Exercise prompt: Would you write out the listing verbatim and skip every picture in it?

▼

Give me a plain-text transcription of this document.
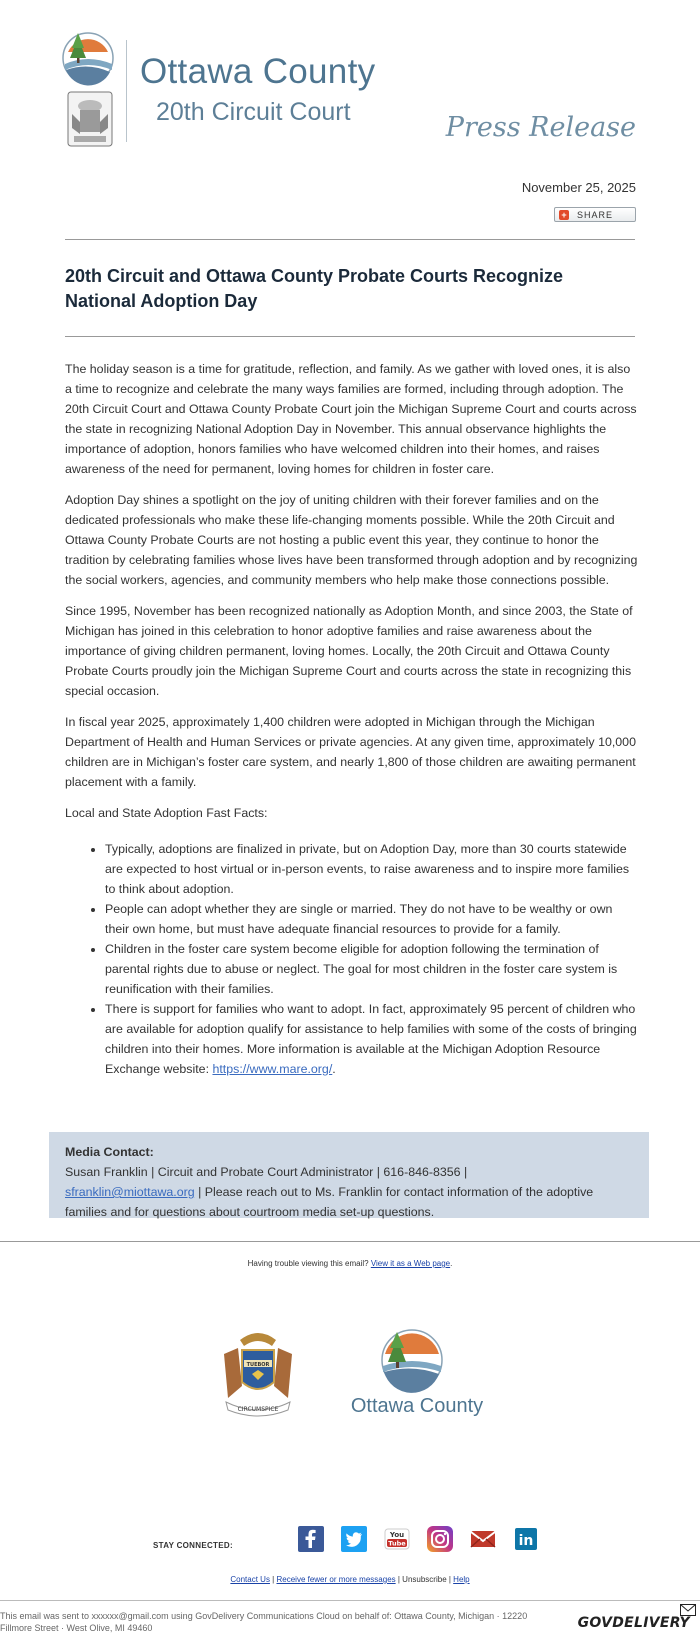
Ottawa County
20th Circuit Court	Press Release
November 25, 2025
+ SHARE
20th Circuit and Ottawa County Probate Courts Recognize National Adoption Day

The holiday season is a time for gratitude, reflection, and family. As we gather with loved ones, it is also a time to recognize and celebrate the many ways families are formed, including through adoption. The 20th Circuit Court and Ottawa County Probate Court join the Michigan Supreme Court and courts across the state in recognizing National Adoption Day in November. This annual observance highlights the importance of adoption, honors families who have welcomed children into their homes, and raises awareness of the need for permanent, loving homes for children in foster care.

Adoption Day shines a spotlight on the joy of uniting children with their forever families and on the dedicated professionals who make these life-changing moments possible. While the 20th Circuit and Ottawa County Probate Courts are not hosting a public event this year, they continue to honor the tradition by celebrating families whose lives have been transformed through adoption and by recognizing the social workers, agencies, and community members who help make those connections possible.

Since 1995, November has been recognized nationally as Adoption Month, and since 2003, the State of Michigan has joined in this celebration to honor adoptive families and raise awareness about the importance of giving children permanent, loving homes. Locally, the 20th Circuit and Ottawa County Probate Courts proudly join the Michigan Supreme Court and courts across the state in recognizing this special occasion.

In fiscal year 2025, approximately 1,400 children were adopted in Michigan through the Michigan Department of Health and Human Services or private agencies. At any given time, approximately 10,000 children are in Michigan’s foster care system, and nearly 1,800 of those children are awaiting permanent placement with a family.

Local and State Adoption Fast Facts:

• Typically, adoptions are finalized in private, but on Adoption Day, more than 30 courts statewide are expected to host virtual or in-person events, to raise awareness and to inspire more families to think about adoption.
• People can adopt whether they are single or married. They do not have to be wealthy or own their own home, but must have adequate financial resources to provide for a family.
• Children in the foster care system become eligible for adoption following the termination of parental rights due to abuse or neglect. The goal for most children in the foster care system is reunification with their families.
• There is support for families who want to adopt. In fact, approximately 95 percent of children who are available for adoption qualify for assistance to help families with some of the costs of bringing children into their homes. More information is available at the Michigan Adoption Resource Exchange website: https://www.mare.org/.
Media Contact:
Susan Franklin | Circuit and Probate Court Administrator | 616-846-8356 |
sfranklin@miottawa.org | Please reach out to Ms. Franklin for contact information of the adoptive families and for questions about courtroom media set-up questions.
Having trouble viewing this email? View it as a Web page.
TUEBOR
CIRCUMSPICE	Ottawa County
STAY CONNECTED:
You
Tube	in
Contact Us | Receive fewer or more messages | Unsubscribe | Help
This email was sent to xxxxxx@gmail.com using GovDelivery Communications Cloud on behalf of: Ottawa County, Michigan · 12220 Fillmore Street · West Olive, MI 49460	GOVDELIVERY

▲

Answer to the problem:
Give me a plain-text transcription of this document.
Ottawa County
20th Circuit Court	Press Release
November 25, 2025
+ SHARE
20th Circuit and Ottawa County Probate Courts Recognize National Adoption Day

The holiday season is a time for gratitude, reflection, and family. As we gather with loved ones, it is also a time to recognize and celebrate the many ways families are formed, including through adoption. The 20th Circuit Court and Ottawa County Probate Court join the Michigan Supreme Court and courts across the state in recognizing National Adoption Day in November. This annual observance highlights the importance of adoption, honors families who have welcomed children into their homes, and raises awareness of the need for permanent, loving homes for children in foster care.

Adoption Day shines a spotlight on the joy of uniting children with their forever families and on the dedicated professionals who make these life-changing moments possible. While the 20th Circuit and Ottawa County Probate Courts are not hosting a public event this year, they continue to honor the tradition by celebrating families whose lives have been transformed through adoption and by recognizing the social workers, agencies, and community members who help make those connections possible.

Since 1995, November has been recognized nationally as Adoption Month, and since 2003, the State of Michigan has joined in this celebration to honor adoptive families and raise awareness about the importance of giving children permanent, loving homes. Locally, the 20th Circuit and Ottawa County Probate Courts proudly join the Michigan Supreme Court and courts across the state in recognizing this special occasion.

In fiscal year 2025, approximately 1,400 children were adopted in Michigan through the Michigan Department of Health and Human Services or private agencies. At any given time, approximately 10,000 children are in Michigan’s foster care system, and nearly 1,800 of those children are awaiting permanent placement with a family.

Local and State Adoption Fast Facts:

• Typically, adoptions are finalized in private, but on Adoption Day, more than 30 courts statewide are expected to host virtual or in-person events, to raise awareness and to inspire more families to think about adoption.
• People can adopt whether they are single or married. They do not have to be wealthy or own their own home, but must have adequate financial resources to provide for a family.
• Children in the foster care system become eligible for adoption following the termination of parental rights due to abuse or neglect. The goal for most children in the foster care system is reunification with their families.
• There is support for families who want to adopt. In fact, approximately 95 percent of children who are available for adoption qualify for assistance to help families with some of the costs of bringing children into their homes. More information is available at the Michigan Adoption Resource Exchange website: https://www.mare.org/.
Media Contact:
Susan Franklin | Circuit and Probate Court Administrator | 616-846-8356 |
sfranklin@miottawa.org | Please reach out to Ms. Franklin for contact information of the adoptive families and for questions about courtroom media set-up questions.
Having trouble viewing this email? View it as a Web page.
TUEBOR
CIRCUMSPICE	Ottawa County
STAY CONNECTED:
You
Tube	in
Contact Us | Receive fewer or more messages | Unsubscribe | Help
This email was sent to xxxxxx@gmail.com using GovDelivery Communications Cloud on behalf of: Ottawa County, Michigan · 12220 Fillmore Street · West Olive, MI 49460	GOVDELIVERY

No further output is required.